Description of the task
Of the lines in the data below, count the ones holding the string "League", and answer with that number only.

-- begin Records provided --

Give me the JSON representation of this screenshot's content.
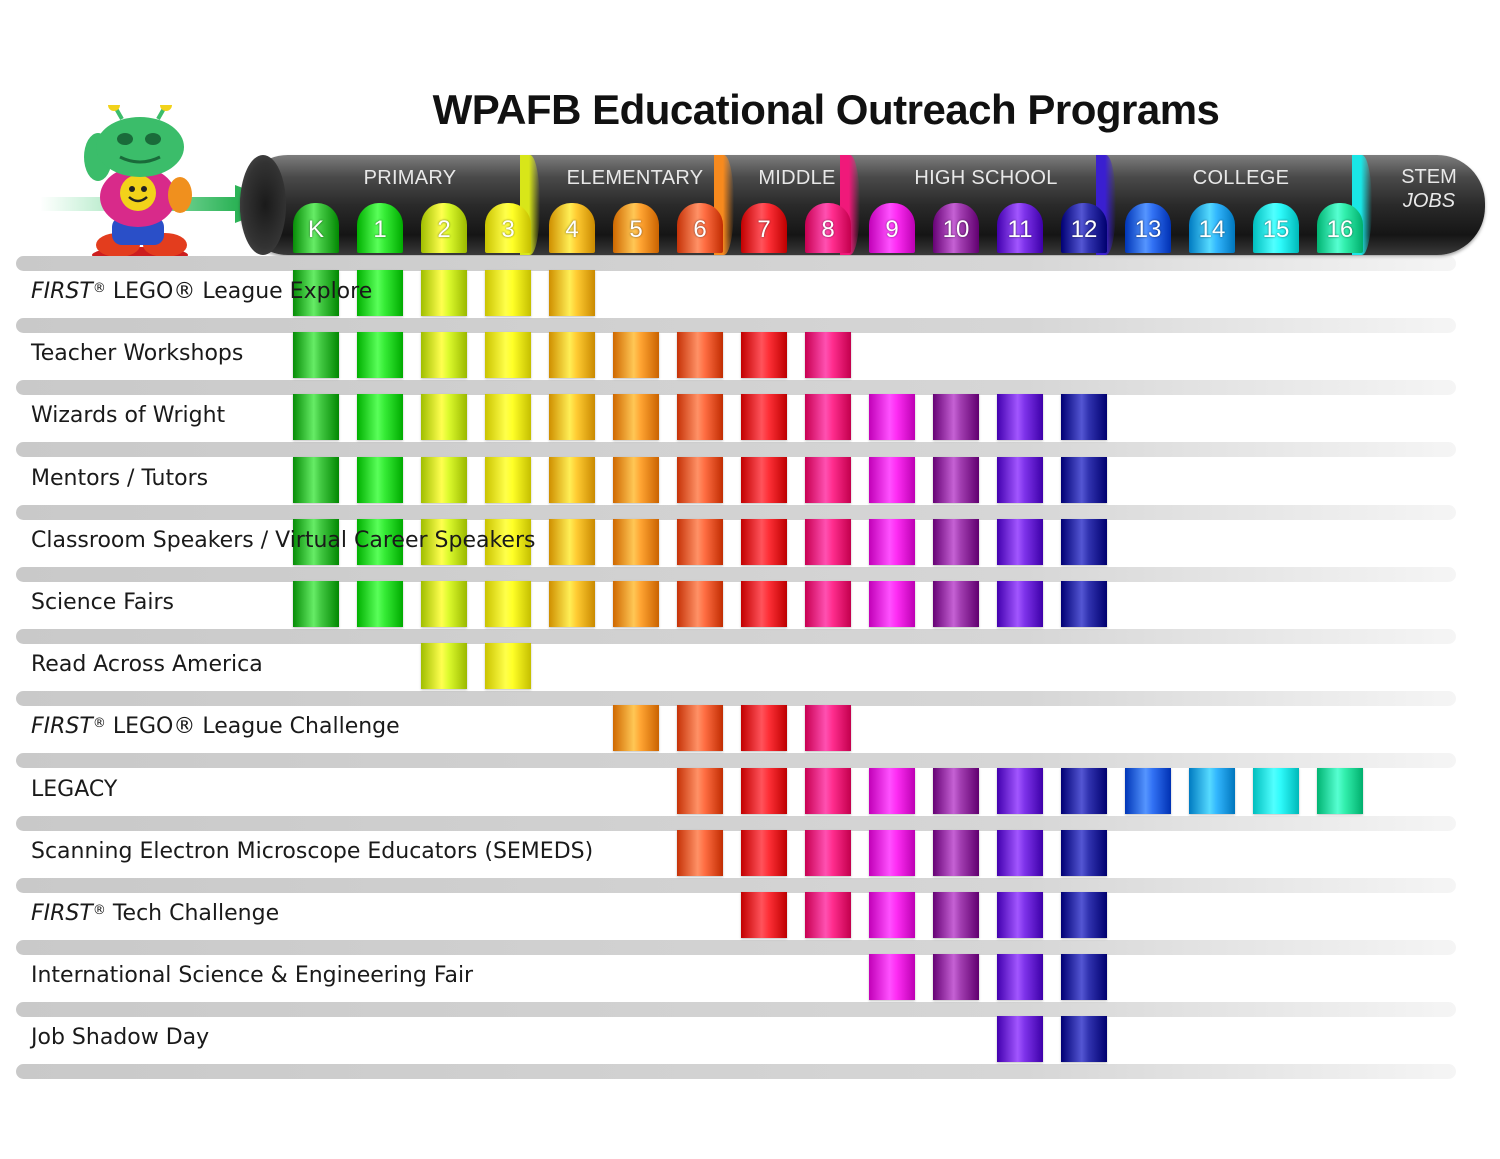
{
  "title": "WPAFB Educational Outreach Programs",
  "grades": [
    "K",
    "1",
    "2",
    "3",
    "4",
    "5",
    "6",
    "7",
    "8",
    "9",
    "10",
    "11",
    "12",
    "13",
    "14",
    "15",
    "16"
  ],
  "grade_colors": [
    "#2fb52f",
    "#22d822",
    "#c8e619",
    "#f2ec13",
    "#f7b71e",
    "#f7901e",
    "#ee5a2f",
    "#ea1c24",
    "#f0197a",
    "#ea19e0",
    "#8e2a9d",
    "#6a1fd6",
    "#1d1f9c",
    "#1e5ee0",
    "#1fa3ea",
    "#1ae6e6",
    "#1fdc9a"
  ],
  "bands": [
    {
      "label": "PRIMARY",
      "color": "#d8e619"
    },
    {
      "label": "ELEMENTARY",
      "color": "#f78a1e"
    },
    {
      "label": "MIDDLE",
      "color": "#f0197a"
    },
    {
      "label": "HIGH SCHOOL",
      "color": "#3a1fd0"
    },
    {
      "label": "COLLEGE",
      "color": "#1ae6e6"
    }
  ],
  "stem": {
    "line1": "STEM",
    "line2": "JOBS"
  },
  "programs": [
    {
      "prefix": "FIRST",
      "name": "LEGO® League Explore",
      "grades": [
        0,
        1,
        2,
        3,
        4
      ]
    },
    {
      "prefix": "",
      "name": "Teacher Workshops",
      "grades": [
        0,
        1,
        2,
        3,
        4,
        5,
        6,
        7,
        8
      ]
    },
    {
      "prefix": "",
      "name": "Wizards of Wright",
      "grades": [
        0,
        1,
        2,
        3,
        4,
        5,
        6,
        7,
        8,
        9,
        10,
        11,
        12
      ]
    },
    {
      "prefix": "",
      "name": "Mentors / Tutors",
      "grades": [
        0,
        1,
        2,
        3,
        4,
        5,
        6,
        7,
        8,
        9,
        10,
        11,
        12
      ]
    },
    {
      "prefix": "",
      "name": "Classroom Speakers / Virtual Career Speakers",
      "grades": [
        0,
        1,
        2,
        3,
        4,
        5,
        6,
        7,
        8,
        9,
        10,
        11,
        12
      ]
    },
    {
      "prefix": "",
      "name": "Science Fairs",
      "grades": [
        0,
        1,
        2,
        3,
        4,
        5,
        6,
        7,
        8,
        9,
        10,
        11,
        12
      ]
    },
    {
      "prefix": "",
      "name": "Read Across America",
      "grades": [
        2,
        3
      ]
    },
    {
      "prefix": "FIRST",
      "name": "LEGO® League Challenge",
      "grades": [
        5,
        6,
        7,
        8
      ]
    },
    {
      "prefix": "",
      "name": "LEGACY",
      "grades": [
        6,
        7,
        8,
        9,
        10,
        11,
        12,
        13,
        14,
        15,
        16
      ]
    },
    {
      "prefix": "",
      "name": "Scanning Electron Microscope Educators (SEMEDS)",
      "grades": [
        6,
        7,
        8,
        9,
        10,
        11,
        12
      ]
    },
    {
      "prefix": "FIRST",
      "name": "Tech Challenge",
      "grades": [
        7,
        8,
        9,
        10,
        11,
        12
      ]
    },
    {
      "prefix": "",
      "name": "International Science & Engineering Fair",
      "grades": [
        9,
        10,
        11,
        12
      ]
    },
    {
      "prefix": "",
      "name": "Job Shadow Day",
      "grades": [
        11,
        12
      ]
    }
  ]
}
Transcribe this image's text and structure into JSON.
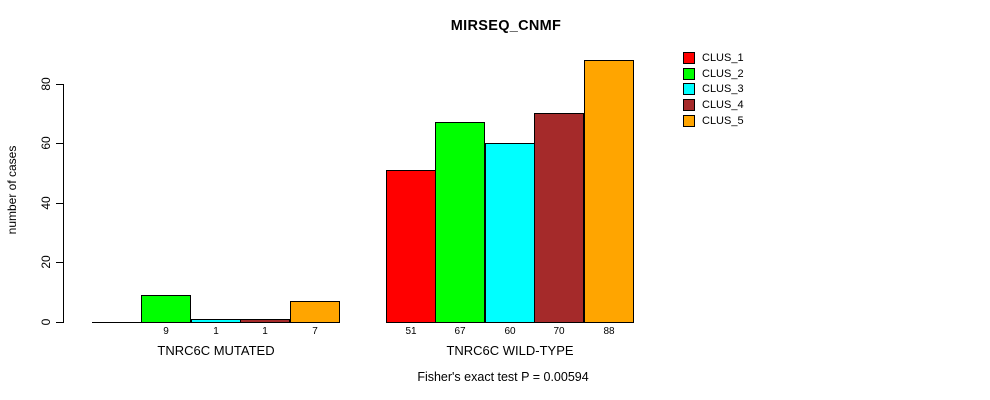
{
  "chart_data": {
    "type": "bar",
    "title": "MIRSEQ_CNMF",
    "ylabel": "number of cases",
    "xlabel": "",
    "footnote": "Fisher's exact test P = 0.00594",
    "categories": [
      "TNRC6C MUTATED",
      "TNRC6C WILD-TYPE"
    ],
    "series": [
      {
        "name": "CLUS_1",
        "color": "#FF0000",
        "values": [
          0,
          51
        ]
      },
      {
        "name": "CLUS_2",
        "color": "#00FF00",
        "values": [
          9,
          67
        ]
      },
      {
        "name": "CLUS_3",
        "color": "#00FFFF",
        "values": [
          1,
          60
        ]
      },
      {
        "name": "CLUS_4",
        "color": "#A52A2A",
        "values": [
          1,
          70
        ]
      },
      {
        "name": "CLUS_5",
        "color": "#FFA500",
        "values": [
          7,
          88
        ]
      }
    ],
    "bar_value_labels": [
      [
        "",
        "9",
        "1",
        "1",
        "7"
      ],
      [
        "51",
        "67",
        "60",
        "70",
        "88"
      ]
    ],
    "yticks": [
      0,
      20,
      40,
      60,
      80
    ],
    "ylim": [
      0,
      88
    ],
    "grid": false,
    "legend": {
      "position": "top-right",
      "entries": [
        "CLUS_1",
        "CLUS_2",
        "CLUS_3",
        "CLUS_4",
        "CLUS_5"
      ]
    },
    "axis_color": "#000000",
    "background": "#FFFFFF"
  }
}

-- end Records provided --

Right answer
2